[TEXT SHOWN]
Thank you for the opportunity to respond to your questions about when commuting or travel is hours of work for teleworkers.

You ask when an employee's travel between his or her main office and a telework site (home, satellite office, or telecenter) is hours of work. You also ask whether the employee's work schedule changes in such a situation.

General Guidance

Commuting from home to work and vice versa is not hours of work. When an employee travels directly from home to a temporary duty location outside the limits of the employee's official duty station, the time the employee would have spent in normal home-to-work travel is deducted from hours of work. (See 5 CFR 550.112(j)(2) and 5 CFR 551.422(b).)

Travel during the employee's regularly scheduled basic tour of duty is hours of work. Employees should be required to obtain approval for travel from their supervisors. It is not appropriate to schedule overtime hours to cover travel time. (See 5 CFR 550.112(g)(1), 5 CFR 551.422 (a)(1), and 5 U.S.C. 6101(b)(2).)

Supervisors generally may not change an employee's regularly scheduled basic tour of duty after the workweek begins. (See 5 U.S.C. 6101(a)(3).) However, supervisors may cancel regularly scheduled overtime work or may order irregular or occasional overtime work. For employees under flexible work schedules, supervisors may require, during a workweek, that some (planned) flexible hours of work be performed at another time not in excess of 8 hours in a day or 40 hours in a week. (See OPM's Handbook on Alternative Work Schedules, section 12d.

You identified five scenarios. Our additional guidance follows:

1. HRM/DUTY STATION: When an employee has a preplanned event, e.g., a meeting scheduled in the main office on the employee's telecommuting day and remains at the main office for that employee's normal work schedule.

Answer: This scenario implies that the agency has a compelling reason to require the employee to work at the main office for at least part of the day. When that occurs, the agency may want to cancel the employee's authority to telecommute on the day of the meeting in the main office or reschedule his or her telecommuting day. If a telecommuter is required to travel to the main office during his or her regularly scheduled basic tour of duty on that day, the agency must credit the travel time as hours of work. In order to maximize productivity and avoid situations where a telecommuter has a greater pay benefit than employees who do not telecommute, agencies should avoid requiring a telecommuter to travel to the main office during his or her regularly scheduled basic tour of duty.

2. HRM/DUTY STATION: When an employee is directed to come in (called back) to the office for an unplanned event, e.g., to work on an urgent assignment for which the employee doesn't have the resources available at home to complete.

[STATED TASK A] In the guidance on teleworkers' travel time, how many scenarios did the inquirer identify?
[STATED TASK B] In the guidance on teleworkers' travel time, copy word for word everything from "Answer: This scenario" down to "tour of duty.".
[STATED TASK C] Resume the guidance on teleworkers' travel time, picking up right after its last sentence.
The rows after this aren't needed.

Items from a data source
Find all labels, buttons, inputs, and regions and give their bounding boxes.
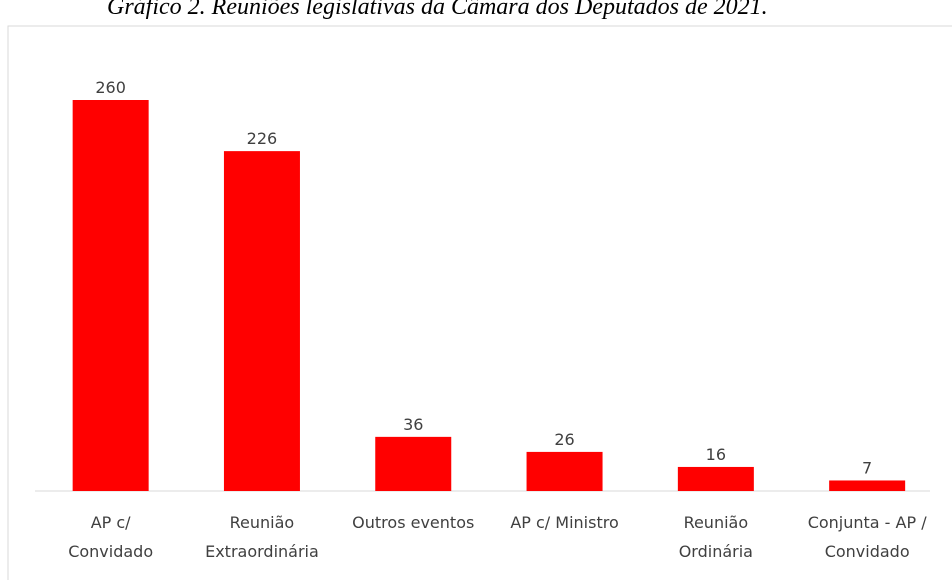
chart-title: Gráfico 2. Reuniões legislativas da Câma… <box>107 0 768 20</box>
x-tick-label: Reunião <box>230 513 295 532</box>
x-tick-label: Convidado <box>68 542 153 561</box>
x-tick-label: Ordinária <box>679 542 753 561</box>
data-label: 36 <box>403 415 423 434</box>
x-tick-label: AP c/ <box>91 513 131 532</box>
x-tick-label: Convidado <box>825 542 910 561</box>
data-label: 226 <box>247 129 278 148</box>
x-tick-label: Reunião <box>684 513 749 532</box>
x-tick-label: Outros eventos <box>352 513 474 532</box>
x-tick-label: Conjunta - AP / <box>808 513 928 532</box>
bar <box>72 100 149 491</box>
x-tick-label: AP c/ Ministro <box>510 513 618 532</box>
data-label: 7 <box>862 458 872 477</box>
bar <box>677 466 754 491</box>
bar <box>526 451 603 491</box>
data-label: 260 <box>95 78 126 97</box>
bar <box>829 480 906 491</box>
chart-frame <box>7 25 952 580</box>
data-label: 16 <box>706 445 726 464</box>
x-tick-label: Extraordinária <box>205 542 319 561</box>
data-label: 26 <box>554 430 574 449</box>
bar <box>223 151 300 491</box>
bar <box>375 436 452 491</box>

[EXERCISE OUTPUT A] Five.

[EXERCISE OUTPUT B]
Answer: This scenario implies that the agency has a compelling reason to require the employee to work at the main office for at least part of the day. When that occurs, the agency may want to cancel the employee's authority to telecommute on the day of the meeting in the main office or reschedule his or her telecommuting day. If a telecommuter is required to travel to the main office during his or her regularly scheduled basic tour of duty on that day, the agency must credit the travel time as hours of work. In order to maximize productivity and avoid situations where a telecommuter has a greater pay benefit than employees who do not telecommute, agencies should avoid requiring a telecommuter to travel to the main office during his or her regularly scheduled basic tour of duty.

[EXERCISE OUTPUT C]
Answer: If a telecommuter is directed to travel to the main office during his or her regularly scheduled basic tour of duty, the telecommuter's travel hours must be credited as hours of work. If the telecommuter is directed to travel back to the main office before or after his or her regularly scheduled basic tour of duty for irregular or occasional overtime work, the employee is entitled to at least 2 hours of overtime pay under the "call back" rules. (See 5 CFR 550.112(h) and 551.401(e).)

3. HRM/DUTY STATION: When an employee forgets to take home the correct resources needed to work all day, so comes in long enough to get them and return home.

Answer: A telecommuter must receive approval from his or her supervisor for any trips to the main office on his or her telecommuting day. If the trip is approved and occurs during the telecommuter's regularly scheduled basic tour of duty, the employee's travel time is hours of work. For this reason, the supervisor must evaluate whether such a trip is necessary before granting approval. The supervisor may want to require the employee to work at the main office for the remainder of the workday. If a telecommuter repeatedly fails to plan properly and does not have the necessary resources to work at home, the agency should reevaluate the employee's continued participation in the telecommuting program.

4. HRM/DUTY STATION: When an employee needs or wants to arrive or leave during the normal work schedule and is approved to complete the day at the alternative work site/home.

Answer: As stated above, if an employee is permitted to travel to and from his or her telecommuting work site during his or her regularly scheduled basic tour of duty, the travel hours are hours of work.

5. HRM/DUTY STATION: When an employee's alternate work site/home is outside the 50 mile commute radius or takes more than an hour for the normal commute?

Answer: As stated above, normal commuting from home to work, and vice versa, is not hours of work. This applies no matter how long the employee's normal commute is.

If an FLSA-exempt employee is required by an agency to travel to an alternate work site outside of the employee's official duty station to perform agency work or to attend an event scheduled by any agency in the executive branch of Government, the travel is not to an uncontrollable event. For this reason, overtime pay is generally not authorized. (See 5 CFR 550.112(g)(2).) The employee should be permitted to travel during his or her regularly scheduled basic tour of duty whenever practicable. If the travel by the employee is to an uncontrollable event (e.g., training scheduled by a private company), the travel time is hours of work, except that the time the employee would have spent in normal home-to-work travel is deducted from hours of work.

If an FLSA-nonexempt employee is required to travel on a 1-day assignment away from the employee's official duty station, all of the employee's travel time on that day is hours of work, less any time the employee would have spent in normal home-to-work travel. If an FLSA-nonexempt employee is required to travel on an overnight assignment away from the official duty station, hours on nonworkdays that correspond to the hours of the employee's regularly scheduled tour of duty are hours of work. (See 5 CFR 551. 422(a)(3) and (4).)